--- START Record set ---
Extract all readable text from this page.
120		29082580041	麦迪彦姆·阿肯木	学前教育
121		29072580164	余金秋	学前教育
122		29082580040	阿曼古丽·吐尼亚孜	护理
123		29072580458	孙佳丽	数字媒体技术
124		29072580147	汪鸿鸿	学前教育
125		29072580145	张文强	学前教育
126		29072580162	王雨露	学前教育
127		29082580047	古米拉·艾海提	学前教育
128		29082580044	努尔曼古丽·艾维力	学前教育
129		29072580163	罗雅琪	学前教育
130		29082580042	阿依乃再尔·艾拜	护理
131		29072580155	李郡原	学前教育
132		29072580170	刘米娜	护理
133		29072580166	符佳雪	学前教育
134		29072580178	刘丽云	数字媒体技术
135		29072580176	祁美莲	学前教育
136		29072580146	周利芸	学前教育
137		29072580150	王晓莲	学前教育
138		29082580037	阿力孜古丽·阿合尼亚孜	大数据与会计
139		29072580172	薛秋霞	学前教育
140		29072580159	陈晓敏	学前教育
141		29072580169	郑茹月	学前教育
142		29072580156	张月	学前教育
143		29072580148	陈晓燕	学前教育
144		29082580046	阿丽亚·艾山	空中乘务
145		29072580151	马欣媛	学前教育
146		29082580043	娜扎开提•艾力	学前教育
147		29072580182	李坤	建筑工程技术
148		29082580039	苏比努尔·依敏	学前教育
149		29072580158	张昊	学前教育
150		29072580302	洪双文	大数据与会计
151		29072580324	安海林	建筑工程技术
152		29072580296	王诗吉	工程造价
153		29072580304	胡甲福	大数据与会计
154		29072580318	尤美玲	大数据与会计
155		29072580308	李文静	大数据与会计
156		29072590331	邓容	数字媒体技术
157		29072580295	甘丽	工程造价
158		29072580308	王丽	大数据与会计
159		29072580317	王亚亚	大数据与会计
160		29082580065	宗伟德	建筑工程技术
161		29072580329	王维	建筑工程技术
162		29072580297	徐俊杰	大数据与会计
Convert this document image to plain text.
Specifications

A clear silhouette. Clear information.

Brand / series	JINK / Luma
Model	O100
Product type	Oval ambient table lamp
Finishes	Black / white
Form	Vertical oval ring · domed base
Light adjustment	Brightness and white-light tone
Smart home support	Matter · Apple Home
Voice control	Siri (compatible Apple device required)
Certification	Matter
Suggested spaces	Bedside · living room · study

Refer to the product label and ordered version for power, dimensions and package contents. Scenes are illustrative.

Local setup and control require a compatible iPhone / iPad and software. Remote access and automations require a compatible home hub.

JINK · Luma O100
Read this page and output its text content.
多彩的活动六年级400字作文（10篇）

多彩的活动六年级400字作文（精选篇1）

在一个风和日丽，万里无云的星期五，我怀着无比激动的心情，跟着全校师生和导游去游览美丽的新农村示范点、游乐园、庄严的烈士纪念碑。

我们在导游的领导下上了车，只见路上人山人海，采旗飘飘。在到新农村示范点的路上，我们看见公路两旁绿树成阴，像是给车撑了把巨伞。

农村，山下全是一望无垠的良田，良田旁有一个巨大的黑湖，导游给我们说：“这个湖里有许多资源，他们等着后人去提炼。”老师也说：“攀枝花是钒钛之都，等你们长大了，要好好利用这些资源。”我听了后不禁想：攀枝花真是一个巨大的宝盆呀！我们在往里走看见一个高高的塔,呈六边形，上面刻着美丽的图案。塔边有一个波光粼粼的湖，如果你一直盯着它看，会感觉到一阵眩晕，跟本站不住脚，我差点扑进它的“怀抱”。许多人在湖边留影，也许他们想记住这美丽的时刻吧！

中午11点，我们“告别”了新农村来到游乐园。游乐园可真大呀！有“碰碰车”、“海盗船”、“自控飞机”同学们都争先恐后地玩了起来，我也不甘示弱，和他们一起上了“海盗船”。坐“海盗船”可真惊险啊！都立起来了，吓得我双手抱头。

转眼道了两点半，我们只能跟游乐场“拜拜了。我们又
--- END Record set ---
• **The task**: Copy each line of the data exactly, leaving nothing out.

• **Expected answer**:
Extract all readable text from this page.
120		29082580041	麦迪彦姆·阿肯木	学前教育
121		29072580164	余金秋	学前教育
122		29082580040	阿曼古丽·吐尼亚孜	护理
123		29072580458	孙佳丽	数字媒体技术
124		29072580147	汪鸿鸿	学前教育
125		29072580145	张文强	学前教育
126		29072580162	王雨露	学前教育
127		29082580047	古米拉·艾海提	学前教育
128		29082580044	努尔曼古丽·艾维力	学前教育
129		29072580163	罗雅琪	学前教育
130		29082580042	阿依乃再尔·艾拜	护理
131		29072580155	李郡原	学前教育
132		29072580170	刘米娜	护理
133		29072580166	符佳雪	学前教育
134		29072580178	刘丽云	数字媒体技术
135		29072580176	祁美莲	学前教育
136		29072580146	周利芸	学前教育
137		29072580150	王晓莲	学前教育
138		29082580037	阿力孜古丽·阿合尼亚孜	大数据与会计
139		29072580172	薛秋霞	学前教育
140		29072580159	陈晓敏	学前教育
141		29072580169	郑茹月	学前教育
142		29072580156	张月	学前教育
143		29072580148	陈晓燕	学前教育
144		29082580046	阿丽亚·艾山	空中乘务
145		29072580151	马欣媛	学前教育
146		29082580043	娜扎开提•艾力	学前教育
147		29072580182	李坤	建筑工程技术
148		29082580039	苏比努尔·依敏	学前教育
149		29072580158	张昊	学前教育
150		29072580302	洪双文	大数据与会计
151		29072580324	安海林	建筑工程技术
152		29072580296	王诗吉	工程造价
153		29072580304	胡甲福	大数据与会计
154		29072580318	尤美玲	大数据与会计
155		29072580308	李文静	大数据与会计
156		29072590331	邓容	数字媒体技术
157		29072580295	甘丽	工程造价
158		29072580308	王丽	大数据与会计
159		29072580317	王亚亚	大数据与会计
160		29082580065	宗伟德	建筑工程技术
161		29072580329	王维	建筑工程技术
162		29072580297	徐俊杰	大数据与会计
Convert this document image to plain text.
Specifications

A clear silhouette. Clear information.

Brand / series	JINK / Luma
Model	O100
Product type	Oval ambient table lamp
Finishes	Black / white
Form	Vertical oval ring · domed base
Light adjustment	Brightness and white-light tone
Smart home support	Matter · Apple Home
Voice control	Siri (compatible Apple device required)
Certification	Matter
Suggested spaces	Bedside · living room · study

Refer to the product label and ordered version for power, dimensions and package contents. Scenes are illustrative.

Local setup and control require a compatible iPhone / iPad and software. Remote access and automations require a compatible home hub.

JINK · Luma O100
Read this page and output its text content.
多彩的活动六年级400字作文（10篇）

多彩的活动六年级400字作文（精选篇1）

在一个风和日丽，万里无云的星期五，我怀着无比激动的心情，跟着全校师生和导游去游览美丽的新农村示范点、游乐园、庄严的烈士纪念碑。

我们在导游的领导下上了车，只见路上人山人海，采旗飘飘。在到新农村示范点的路上，我们看见公路两旁绿树成阴，像是给车撑了把巨伞。

农村，山下全是一望无垠的良田，良田旁有一个巨大的黑湖，导游给我们说：“这个湖里有许多资源，他们等着后人去提炼。”老师也说：“攀枝花是钒钛之都，等你们长大了，要好好利用这些资源。”我听了后不禁想：攀枝花真是一个巨大的宝盆呀！我们在往里走看见一个高高的塔,呈六边形，上面刻着美丽的图案。塔边有一个波光粼粼的湖，如果你一直盯着它看，会感觉到一阵眩晕，跟本站不住脚，我差点扑进它的“怀抱”。许多人在湖边留影，也许他们想记住这美丽的时刻吧！

中午11点，我们“告别”了新农村来到游乐园。游乐园可真大呀！有“碰碰车”、“海盗船”、“自控飞机”同学们都争先恐后地玩了起来，我也不甘示弱，和他们一起上了“海盗船”。坐“海盗船”可真惊险啊！都立起来了，吓得我双手抱头。

转眼道了两点半，我们只能跟游乐场“拜拜了。我们又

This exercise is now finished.